▸ Problem description: Transcribe all of the material exactly.

[A block of data]
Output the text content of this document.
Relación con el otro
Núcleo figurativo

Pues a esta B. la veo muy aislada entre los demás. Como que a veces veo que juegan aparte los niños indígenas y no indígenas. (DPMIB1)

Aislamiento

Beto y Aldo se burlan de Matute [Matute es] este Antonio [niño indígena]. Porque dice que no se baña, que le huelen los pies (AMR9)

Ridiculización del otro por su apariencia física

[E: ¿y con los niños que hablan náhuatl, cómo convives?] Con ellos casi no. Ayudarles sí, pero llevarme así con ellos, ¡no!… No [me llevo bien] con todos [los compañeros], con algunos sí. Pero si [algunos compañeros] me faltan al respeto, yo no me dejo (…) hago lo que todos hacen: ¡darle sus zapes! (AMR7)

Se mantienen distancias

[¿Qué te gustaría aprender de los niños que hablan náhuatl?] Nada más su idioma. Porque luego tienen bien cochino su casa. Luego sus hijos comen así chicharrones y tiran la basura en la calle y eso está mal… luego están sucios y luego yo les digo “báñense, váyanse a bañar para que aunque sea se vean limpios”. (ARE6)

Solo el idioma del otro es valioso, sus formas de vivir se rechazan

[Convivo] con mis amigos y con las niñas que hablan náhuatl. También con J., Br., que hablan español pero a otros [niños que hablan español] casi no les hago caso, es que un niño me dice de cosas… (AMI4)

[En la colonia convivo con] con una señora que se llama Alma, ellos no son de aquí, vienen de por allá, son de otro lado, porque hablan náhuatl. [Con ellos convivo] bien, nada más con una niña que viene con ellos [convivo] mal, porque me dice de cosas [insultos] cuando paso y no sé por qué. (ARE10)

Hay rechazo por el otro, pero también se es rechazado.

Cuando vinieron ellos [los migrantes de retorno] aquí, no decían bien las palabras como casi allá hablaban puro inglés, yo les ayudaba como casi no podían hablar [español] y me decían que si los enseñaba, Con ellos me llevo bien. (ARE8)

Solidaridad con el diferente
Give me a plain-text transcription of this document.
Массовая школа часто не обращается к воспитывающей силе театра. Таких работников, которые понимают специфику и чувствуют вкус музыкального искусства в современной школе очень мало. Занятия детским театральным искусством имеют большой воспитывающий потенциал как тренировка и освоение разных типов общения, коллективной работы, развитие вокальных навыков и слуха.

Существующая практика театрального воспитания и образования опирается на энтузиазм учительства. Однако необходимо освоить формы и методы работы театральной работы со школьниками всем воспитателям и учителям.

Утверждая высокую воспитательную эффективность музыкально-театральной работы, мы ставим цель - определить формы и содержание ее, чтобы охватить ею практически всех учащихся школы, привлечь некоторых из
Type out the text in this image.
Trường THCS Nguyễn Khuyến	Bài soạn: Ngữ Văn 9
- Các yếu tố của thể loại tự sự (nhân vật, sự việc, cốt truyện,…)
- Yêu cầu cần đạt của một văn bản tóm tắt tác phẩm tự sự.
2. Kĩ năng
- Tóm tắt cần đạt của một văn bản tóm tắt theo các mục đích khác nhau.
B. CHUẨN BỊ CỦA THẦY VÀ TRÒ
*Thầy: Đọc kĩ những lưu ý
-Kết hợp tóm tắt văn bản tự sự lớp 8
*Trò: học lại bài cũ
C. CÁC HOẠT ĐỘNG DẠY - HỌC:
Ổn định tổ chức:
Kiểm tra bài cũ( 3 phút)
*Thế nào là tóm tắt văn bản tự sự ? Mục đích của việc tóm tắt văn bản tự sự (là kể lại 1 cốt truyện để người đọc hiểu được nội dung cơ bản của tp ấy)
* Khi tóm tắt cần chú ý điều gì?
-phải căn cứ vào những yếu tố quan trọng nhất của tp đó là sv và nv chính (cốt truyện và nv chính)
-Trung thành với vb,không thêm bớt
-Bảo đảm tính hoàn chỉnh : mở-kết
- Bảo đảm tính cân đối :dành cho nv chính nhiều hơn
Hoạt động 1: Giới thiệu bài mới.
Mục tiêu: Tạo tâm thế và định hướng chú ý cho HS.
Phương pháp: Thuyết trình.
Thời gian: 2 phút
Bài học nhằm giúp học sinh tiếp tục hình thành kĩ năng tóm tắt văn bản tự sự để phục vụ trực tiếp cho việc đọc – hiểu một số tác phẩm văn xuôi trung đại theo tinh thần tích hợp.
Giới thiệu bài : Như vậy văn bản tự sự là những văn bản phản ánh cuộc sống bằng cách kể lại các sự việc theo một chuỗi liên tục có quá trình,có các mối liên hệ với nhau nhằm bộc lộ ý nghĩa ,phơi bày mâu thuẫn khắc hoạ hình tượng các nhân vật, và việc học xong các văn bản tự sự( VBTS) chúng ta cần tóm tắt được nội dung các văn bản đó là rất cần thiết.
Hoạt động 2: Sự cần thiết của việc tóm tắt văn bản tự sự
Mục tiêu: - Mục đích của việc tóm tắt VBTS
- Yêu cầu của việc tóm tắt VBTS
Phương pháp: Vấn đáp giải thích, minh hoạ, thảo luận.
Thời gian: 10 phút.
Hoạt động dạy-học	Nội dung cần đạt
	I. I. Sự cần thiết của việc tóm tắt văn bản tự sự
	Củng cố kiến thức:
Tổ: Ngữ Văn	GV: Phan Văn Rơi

▸ Reply to the exercise:
Output the text content of this document.
Relación con el otro
Núcleo figurativo

Pues a esta B. la veo muy aislada entre los demás. Como que a veces veo que juegan aparte los niños indígenas y no indígenas. (DPMIB1)

Aislamiento

Beto y Aldo se burlan de Matute [Matute es] este Antonio [niño indígena]. Porque dice que no se baña, que le huelen los pies (AMR9)

Ridiculización del otro por su apariencia física

[E: ¿y con los niños que hablan náhuatl, cómo convives?] Con ellos casi no. Ayudarles sí, pero llevarme así con ellos, ¡no!… No [me llevo bien] con todos [los compañeros], con algunos sí. Pero si [algunos compañeros] me faltan al respeto, yo no me dejo (…) hago lo que todos hacen: ¡darle sus zapes! (AMR7)

Se mantienen distancias

[¿Qué te gustaría aprender de los niños que hablan náhuatl?] Nada más su idioma. Porque luego tienen bien cochino su casa. Luego sus hijos comen así chicharrones y tiran la basura en la calle y eso está mal… luego están sucios y luego yo les digo “báñense, váyanse a bañar para que aunque sea se vean limpios”. (ARE6)

Solo el idioma del otro es valioso, sus formas de vivir se rechazan

[Convivo] con mis amigos y con las niñas que hablan náhuatl. También con J., Br., que hablan español pero a otros [niños que hablan español] casi no les hago caso, es que un niño me dice de cosas… (AMI4)

[En la colonia convivo con] con una señora que se llama Alma, ellos no son de aquí, vienen de por allá, son de otro lado, porque hablan náhuatl. [Con ellos convivo] bien, nada más con una niña que viene con ellos [convivo] mal, porque me dice de cosas [insultos] cuando paso y no sé por qué. (ARE10)

Hay rechazo por el otro, pero también se es rechazado.

Cuando vinieron ellos [los migrantes de retorno] aquí, no decían bien las palabras como casi allá hablaban puro inglés, yo les ayudaba como casi no podían hablar [español] y me decían que si los enseñaba, Con ellos me llevo bien. (ARE8)

Solidaridad con el diferente
Give me a plain-text transcription of this document.
Массовая школа часто не обращается к воспитывающей силе театра. Таких работников, которые понимают специфику и чувствуют вкус музыкального искусства в современной школе очень мало. Занятия детским театральным искусством имеют большой воспитывающий потенциал как тренировка и освоение разных типов общения, коллективной работы, развитие вокальных навыков и слуха.

Существующая практика театрального воспитания и образования опирается на энтузиазм учительства. Однако необходимо освоить формы и методы работы театральной работы со школьниками всем воспитателям и учителям.

Утверждая высокую воспитательную эффективность музыкально-театральной работы, мы ставим цель - определить формы и содержание ее, чтобы охватить ею практически всех учащихся школы, привлечь некоторых из
Type out the text in this image.
Trường THCS Nguyễn Khuyến	Bài soạn: Ngữ Văn 9
- Các yếu tố của thể loại tự sự (nhân vật, sự việc, cốt truyện,…)
- Yêu cầu cần đạt của một văn bản tóm tắt tác phẩm tự sự.
2. Kĩ năng
- Tóm tắt cần đạt của một văn bản tóm tắt theo các mục đích khác nhau.
B. CHUẨN BỊ CỦA THẦY VÀ TRÒ
*Thầy: Đọc kĩ những lưu ý
-Kết hợp tóm tắt văn bản tự sự lớp 8
*Trò: học lại bài cũ
C. CÁC HOẠT ĐỘNG DẠY - HỌC:
Ổn định tổ chức:
Kiểm tra bài cũ( 3 phút)
*Thế nào là tóm tắt văn bản tự sự ? Mục đích của việc tóm tắt văn bản tự sự (là kể lại 1 cốt truyện để người đọc hiểu được nội dung cơ bản của tp ấy)
* Khi tóm tắt cần chú ý điều gì?
-phải căn cứ vào những yếu tố quan trọng nhất của tp đó là sv và nv chính (cốt truyện và nv chính)
-Trung thành với vb,không thêm bớt
-Bảo đảm tính hoàn chỉnh : mở-kết
- Bảo đảm tính cân đối :dành cho nv chính nhiều hơn
Hoạt động 1: Giới thiệu bài mới.
Mục tiêu: Tạo tâm thế và định hướng chú ý cho HS.
Phương pháp: Thuyết trình.
Thời gian: 2 phút
Bài học nhằm giúp học sinh tiếp tục hình thành kĩ năng tóm tắt văn bản tự sự để phục vụ trực tiếp cho việc đọc – hiểu một số tác phẩm văn xuôi trung đại theo tinh thần tích hợp.
Giới thiệu bài : Như vậy văn bản tự sự là những văn bản phản ánh cuộc sống bằng cách kể lại các sự việc theo một chuỗi liên tục có quá trình,có các mối liên hệ với nhau nhằm bộc lộ ý nghĩa ,phơi bày mâu thuẫn khắc hoạ hình tượng các nhân vật, và việc học xong các văn bản tự sự( VBTS) chúng ta cần tóm tắt được nội dung các văn bản đó là rất cần thiết.
Hoạt động 2: Sự cần thiết của việc tóm tắt văn bản tự sự
Mục tiêu: - Mục đích của việc tóm tắt VBTS
- Yêu cầu của việc tóm tắt VBTS
Phương pháp: Vấn đáp giải thích, minh hoạ, thảo luận.
Thời gian: 10 phút.
Hoạt động dạy-học	Nội dung cần đạt
	I. I. Sự cần thiết của việc tóm tắt văn bản tự sự
	Củng cố kiến thức:
Tổ: Ngữ Văn	GV: Phan Văn Rơi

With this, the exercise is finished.